What you have to do:
Wherever a line in the data holds the word "more", pull that line out.

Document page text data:
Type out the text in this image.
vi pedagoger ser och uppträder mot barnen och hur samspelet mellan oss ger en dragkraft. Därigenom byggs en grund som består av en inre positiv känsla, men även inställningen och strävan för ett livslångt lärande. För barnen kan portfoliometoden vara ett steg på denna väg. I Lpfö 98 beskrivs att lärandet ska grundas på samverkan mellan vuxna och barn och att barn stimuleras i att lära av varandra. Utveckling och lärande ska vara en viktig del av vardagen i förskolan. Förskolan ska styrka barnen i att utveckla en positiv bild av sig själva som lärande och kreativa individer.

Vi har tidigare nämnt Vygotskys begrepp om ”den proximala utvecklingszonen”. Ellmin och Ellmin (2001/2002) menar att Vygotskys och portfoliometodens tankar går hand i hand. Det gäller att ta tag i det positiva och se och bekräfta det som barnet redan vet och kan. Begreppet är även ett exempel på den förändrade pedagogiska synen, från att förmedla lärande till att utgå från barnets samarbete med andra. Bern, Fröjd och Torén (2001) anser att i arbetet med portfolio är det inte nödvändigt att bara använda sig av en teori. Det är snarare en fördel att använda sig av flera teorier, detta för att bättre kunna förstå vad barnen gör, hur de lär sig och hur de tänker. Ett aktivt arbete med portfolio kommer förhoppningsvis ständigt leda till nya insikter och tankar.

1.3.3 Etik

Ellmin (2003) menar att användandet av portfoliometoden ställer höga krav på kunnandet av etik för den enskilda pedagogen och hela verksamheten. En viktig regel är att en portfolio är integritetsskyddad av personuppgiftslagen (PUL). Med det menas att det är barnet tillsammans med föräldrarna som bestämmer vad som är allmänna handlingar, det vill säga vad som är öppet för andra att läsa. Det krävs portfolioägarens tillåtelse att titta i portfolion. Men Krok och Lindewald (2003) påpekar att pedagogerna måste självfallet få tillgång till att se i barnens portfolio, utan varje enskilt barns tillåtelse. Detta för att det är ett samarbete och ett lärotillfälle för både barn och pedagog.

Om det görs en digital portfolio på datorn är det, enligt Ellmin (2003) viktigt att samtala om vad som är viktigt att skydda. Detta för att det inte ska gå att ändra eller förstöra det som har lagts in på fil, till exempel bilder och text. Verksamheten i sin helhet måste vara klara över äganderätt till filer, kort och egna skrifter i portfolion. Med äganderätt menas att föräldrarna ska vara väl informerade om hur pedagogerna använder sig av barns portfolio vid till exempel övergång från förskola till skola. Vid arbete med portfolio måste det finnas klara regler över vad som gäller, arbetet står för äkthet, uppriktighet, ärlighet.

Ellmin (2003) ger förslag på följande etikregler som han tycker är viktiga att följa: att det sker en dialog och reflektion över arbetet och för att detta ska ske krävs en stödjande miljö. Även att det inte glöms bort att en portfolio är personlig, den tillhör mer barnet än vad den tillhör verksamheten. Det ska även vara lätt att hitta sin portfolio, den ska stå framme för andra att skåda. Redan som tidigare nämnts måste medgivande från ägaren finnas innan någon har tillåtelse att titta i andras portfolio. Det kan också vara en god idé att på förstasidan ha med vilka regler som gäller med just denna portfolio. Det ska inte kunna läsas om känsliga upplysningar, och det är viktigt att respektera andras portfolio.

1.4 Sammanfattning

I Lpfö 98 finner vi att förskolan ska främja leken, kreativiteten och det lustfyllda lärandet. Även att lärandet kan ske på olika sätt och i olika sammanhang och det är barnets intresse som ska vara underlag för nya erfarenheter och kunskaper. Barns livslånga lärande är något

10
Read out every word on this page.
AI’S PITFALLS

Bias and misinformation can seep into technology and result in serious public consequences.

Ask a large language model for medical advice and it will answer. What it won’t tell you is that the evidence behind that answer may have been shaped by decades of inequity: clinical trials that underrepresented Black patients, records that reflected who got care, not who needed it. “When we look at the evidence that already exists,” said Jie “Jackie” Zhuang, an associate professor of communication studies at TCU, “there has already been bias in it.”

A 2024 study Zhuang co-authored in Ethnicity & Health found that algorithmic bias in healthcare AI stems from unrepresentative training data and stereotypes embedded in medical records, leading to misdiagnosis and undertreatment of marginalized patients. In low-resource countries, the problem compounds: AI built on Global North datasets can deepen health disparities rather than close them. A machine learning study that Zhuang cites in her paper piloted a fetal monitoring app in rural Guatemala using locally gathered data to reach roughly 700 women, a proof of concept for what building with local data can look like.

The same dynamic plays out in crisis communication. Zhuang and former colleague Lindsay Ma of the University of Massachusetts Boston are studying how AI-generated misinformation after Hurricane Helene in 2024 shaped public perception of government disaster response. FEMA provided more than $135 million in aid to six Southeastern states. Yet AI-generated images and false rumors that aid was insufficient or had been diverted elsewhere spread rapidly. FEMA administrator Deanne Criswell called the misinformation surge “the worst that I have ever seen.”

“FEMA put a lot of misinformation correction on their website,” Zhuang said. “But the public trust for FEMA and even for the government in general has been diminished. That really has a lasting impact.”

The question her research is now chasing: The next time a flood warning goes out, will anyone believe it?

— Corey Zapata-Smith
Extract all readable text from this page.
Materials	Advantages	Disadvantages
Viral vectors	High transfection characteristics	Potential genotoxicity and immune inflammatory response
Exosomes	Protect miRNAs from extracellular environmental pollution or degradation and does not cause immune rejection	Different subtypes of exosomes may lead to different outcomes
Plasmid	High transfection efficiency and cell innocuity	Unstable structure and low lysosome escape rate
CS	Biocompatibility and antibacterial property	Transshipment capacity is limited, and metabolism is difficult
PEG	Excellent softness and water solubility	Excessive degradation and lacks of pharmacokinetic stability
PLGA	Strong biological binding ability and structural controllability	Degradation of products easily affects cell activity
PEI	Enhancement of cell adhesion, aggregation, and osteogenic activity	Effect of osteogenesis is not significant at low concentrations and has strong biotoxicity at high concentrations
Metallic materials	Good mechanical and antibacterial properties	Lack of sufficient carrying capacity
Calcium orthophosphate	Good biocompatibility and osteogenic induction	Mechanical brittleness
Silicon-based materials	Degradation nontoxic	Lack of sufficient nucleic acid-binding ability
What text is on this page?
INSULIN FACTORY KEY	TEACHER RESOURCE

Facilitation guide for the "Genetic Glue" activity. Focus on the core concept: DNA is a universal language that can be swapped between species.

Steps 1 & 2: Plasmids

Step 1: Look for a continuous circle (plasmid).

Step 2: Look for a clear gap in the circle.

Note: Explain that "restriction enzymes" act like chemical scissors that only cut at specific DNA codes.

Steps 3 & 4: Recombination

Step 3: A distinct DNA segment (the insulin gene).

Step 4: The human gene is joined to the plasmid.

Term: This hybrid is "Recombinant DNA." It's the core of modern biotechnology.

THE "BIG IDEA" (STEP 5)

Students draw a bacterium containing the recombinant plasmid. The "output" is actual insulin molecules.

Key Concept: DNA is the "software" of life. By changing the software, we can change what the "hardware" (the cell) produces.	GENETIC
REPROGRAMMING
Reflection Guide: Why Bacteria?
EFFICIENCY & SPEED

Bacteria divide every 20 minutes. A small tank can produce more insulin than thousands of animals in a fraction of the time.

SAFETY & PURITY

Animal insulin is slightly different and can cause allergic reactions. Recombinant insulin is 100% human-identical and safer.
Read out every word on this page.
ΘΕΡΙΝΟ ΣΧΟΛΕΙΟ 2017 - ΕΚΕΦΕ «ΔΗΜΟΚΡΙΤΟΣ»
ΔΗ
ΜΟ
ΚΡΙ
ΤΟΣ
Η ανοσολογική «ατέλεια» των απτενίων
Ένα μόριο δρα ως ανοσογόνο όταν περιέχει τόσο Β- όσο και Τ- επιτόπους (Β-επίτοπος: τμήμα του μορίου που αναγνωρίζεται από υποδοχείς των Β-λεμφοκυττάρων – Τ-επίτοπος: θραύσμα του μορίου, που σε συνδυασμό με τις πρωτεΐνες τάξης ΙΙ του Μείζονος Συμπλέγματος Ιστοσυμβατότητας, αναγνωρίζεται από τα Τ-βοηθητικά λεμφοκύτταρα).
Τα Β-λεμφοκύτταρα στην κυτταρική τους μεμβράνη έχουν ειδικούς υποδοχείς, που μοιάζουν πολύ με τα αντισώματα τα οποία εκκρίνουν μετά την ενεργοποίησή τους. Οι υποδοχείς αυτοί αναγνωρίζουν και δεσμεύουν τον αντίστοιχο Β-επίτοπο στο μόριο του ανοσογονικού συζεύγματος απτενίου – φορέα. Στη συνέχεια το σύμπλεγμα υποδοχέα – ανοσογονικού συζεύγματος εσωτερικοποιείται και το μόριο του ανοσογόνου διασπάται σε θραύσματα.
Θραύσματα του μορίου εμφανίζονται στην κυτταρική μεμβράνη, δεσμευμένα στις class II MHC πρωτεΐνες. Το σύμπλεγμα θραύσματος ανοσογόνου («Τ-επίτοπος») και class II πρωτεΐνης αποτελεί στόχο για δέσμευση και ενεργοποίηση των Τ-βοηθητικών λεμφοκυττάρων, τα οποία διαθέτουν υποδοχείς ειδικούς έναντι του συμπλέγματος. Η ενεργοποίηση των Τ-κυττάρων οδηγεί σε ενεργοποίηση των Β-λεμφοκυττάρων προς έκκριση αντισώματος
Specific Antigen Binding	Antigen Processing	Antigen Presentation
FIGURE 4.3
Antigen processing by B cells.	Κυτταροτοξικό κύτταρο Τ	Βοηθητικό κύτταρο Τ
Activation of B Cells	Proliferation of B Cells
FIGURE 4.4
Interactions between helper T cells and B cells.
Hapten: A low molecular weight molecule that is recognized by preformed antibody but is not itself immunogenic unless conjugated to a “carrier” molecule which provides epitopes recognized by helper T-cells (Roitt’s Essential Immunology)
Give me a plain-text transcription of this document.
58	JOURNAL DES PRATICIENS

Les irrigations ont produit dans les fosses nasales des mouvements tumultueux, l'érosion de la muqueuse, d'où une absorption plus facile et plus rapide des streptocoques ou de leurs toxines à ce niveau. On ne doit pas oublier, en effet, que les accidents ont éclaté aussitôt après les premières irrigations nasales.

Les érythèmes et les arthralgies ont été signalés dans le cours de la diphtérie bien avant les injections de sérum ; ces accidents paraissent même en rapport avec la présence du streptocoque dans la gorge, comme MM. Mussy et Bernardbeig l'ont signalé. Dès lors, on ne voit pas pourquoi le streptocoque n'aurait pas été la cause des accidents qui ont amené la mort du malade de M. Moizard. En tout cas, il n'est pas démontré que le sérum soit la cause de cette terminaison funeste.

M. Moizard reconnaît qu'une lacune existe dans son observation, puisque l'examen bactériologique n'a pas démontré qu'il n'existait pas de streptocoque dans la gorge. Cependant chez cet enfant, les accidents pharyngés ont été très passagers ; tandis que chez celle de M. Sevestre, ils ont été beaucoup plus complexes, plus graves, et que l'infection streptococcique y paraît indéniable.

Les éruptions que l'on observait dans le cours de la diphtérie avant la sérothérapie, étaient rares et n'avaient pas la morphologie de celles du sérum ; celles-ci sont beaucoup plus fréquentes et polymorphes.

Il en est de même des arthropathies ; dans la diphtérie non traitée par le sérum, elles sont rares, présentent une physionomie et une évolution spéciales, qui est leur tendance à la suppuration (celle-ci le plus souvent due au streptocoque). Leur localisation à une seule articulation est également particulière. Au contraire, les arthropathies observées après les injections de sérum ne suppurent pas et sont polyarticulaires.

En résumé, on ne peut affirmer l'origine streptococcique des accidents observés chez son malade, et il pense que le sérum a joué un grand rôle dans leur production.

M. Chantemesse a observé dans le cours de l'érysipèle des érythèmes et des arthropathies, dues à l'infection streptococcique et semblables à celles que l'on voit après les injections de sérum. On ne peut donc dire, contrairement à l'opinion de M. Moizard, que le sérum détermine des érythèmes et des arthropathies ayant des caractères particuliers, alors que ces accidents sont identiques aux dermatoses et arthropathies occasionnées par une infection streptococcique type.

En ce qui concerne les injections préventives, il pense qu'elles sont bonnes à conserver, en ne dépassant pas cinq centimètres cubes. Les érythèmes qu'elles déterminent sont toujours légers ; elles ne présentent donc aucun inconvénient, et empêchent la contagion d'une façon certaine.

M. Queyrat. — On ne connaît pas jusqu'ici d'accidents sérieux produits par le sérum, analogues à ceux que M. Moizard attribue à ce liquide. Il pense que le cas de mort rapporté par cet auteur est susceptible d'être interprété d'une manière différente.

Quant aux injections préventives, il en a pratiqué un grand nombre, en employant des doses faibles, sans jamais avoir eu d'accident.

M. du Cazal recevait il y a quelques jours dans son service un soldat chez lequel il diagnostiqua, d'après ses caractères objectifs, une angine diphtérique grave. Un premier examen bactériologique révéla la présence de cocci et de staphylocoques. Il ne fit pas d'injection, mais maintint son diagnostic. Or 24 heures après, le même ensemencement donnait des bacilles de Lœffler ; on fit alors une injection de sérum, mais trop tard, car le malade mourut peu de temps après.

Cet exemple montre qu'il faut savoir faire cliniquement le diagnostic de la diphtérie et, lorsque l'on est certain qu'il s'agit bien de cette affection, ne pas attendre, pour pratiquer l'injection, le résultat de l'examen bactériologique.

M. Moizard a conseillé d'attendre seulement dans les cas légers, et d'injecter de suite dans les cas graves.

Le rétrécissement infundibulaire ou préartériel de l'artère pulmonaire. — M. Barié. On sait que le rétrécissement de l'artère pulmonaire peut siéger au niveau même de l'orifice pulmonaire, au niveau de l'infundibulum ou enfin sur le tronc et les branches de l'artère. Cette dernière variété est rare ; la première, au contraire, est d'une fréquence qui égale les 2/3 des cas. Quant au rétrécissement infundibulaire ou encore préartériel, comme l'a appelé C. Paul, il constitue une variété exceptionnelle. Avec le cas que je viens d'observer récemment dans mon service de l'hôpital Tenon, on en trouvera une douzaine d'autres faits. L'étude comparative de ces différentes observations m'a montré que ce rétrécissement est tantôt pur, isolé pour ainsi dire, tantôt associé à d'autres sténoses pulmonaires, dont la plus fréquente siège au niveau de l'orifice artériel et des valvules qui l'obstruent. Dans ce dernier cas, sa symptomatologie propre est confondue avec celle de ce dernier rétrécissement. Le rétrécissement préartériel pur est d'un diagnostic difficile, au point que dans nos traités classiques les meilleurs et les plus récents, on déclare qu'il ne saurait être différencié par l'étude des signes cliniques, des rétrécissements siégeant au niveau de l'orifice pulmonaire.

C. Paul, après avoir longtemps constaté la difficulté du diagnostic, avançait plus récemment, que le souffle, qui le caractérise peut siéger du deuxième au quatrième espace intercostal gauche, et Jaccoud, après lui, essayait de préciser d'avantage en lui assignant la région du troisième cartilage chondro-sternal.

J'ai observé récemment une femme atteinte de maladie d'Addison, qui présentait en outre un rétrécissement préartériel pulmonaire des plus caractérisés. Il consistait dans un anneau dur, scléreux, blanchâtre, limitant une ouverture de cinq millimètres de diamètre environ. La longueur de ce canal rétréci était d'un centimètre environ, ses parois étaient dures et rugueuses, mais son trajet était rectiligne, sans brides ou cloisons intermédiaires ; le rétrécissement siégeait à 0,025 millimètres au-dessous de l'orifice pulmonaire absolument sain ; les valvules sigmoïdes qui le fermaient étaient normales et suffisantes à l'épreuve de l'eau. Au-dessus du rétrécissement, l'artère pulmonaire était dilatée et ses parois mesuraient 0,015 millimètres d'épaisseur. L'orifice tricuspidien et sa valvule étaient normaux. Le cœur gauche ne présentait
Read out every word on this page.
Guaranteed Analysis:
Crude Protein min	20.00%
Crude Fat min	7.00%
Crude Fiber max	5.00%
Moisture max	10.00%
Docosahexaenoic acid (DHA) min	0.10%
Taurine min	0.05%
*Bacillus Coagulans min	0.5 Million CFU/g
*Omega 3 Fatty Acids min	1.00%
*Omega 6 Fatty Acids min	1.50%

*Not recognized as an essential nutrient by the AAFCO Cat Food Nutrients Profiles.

Answer to this exercise:
The same dynamic plays out in crisis communication. Zhuang and former colleague Lindsay Ma of the University of Massachusetts Boston are studying how AI-generated misinformation after Hurricane Helene in 2024 shaped public perception of government disaster response. FEMA provided more than $135 million in aid to six Southeastern states. Yet AI-generated images and false rumors that aid was insufficient or had been diverted elsewhere spread rapidly. FEMA administrator Deanne Criswell called the misinformation surge “the worst that I have ever seen.”
Bacteria divide every 20 minutes. A small tank can produce more insulin than thousands of animals in a fraction of the time.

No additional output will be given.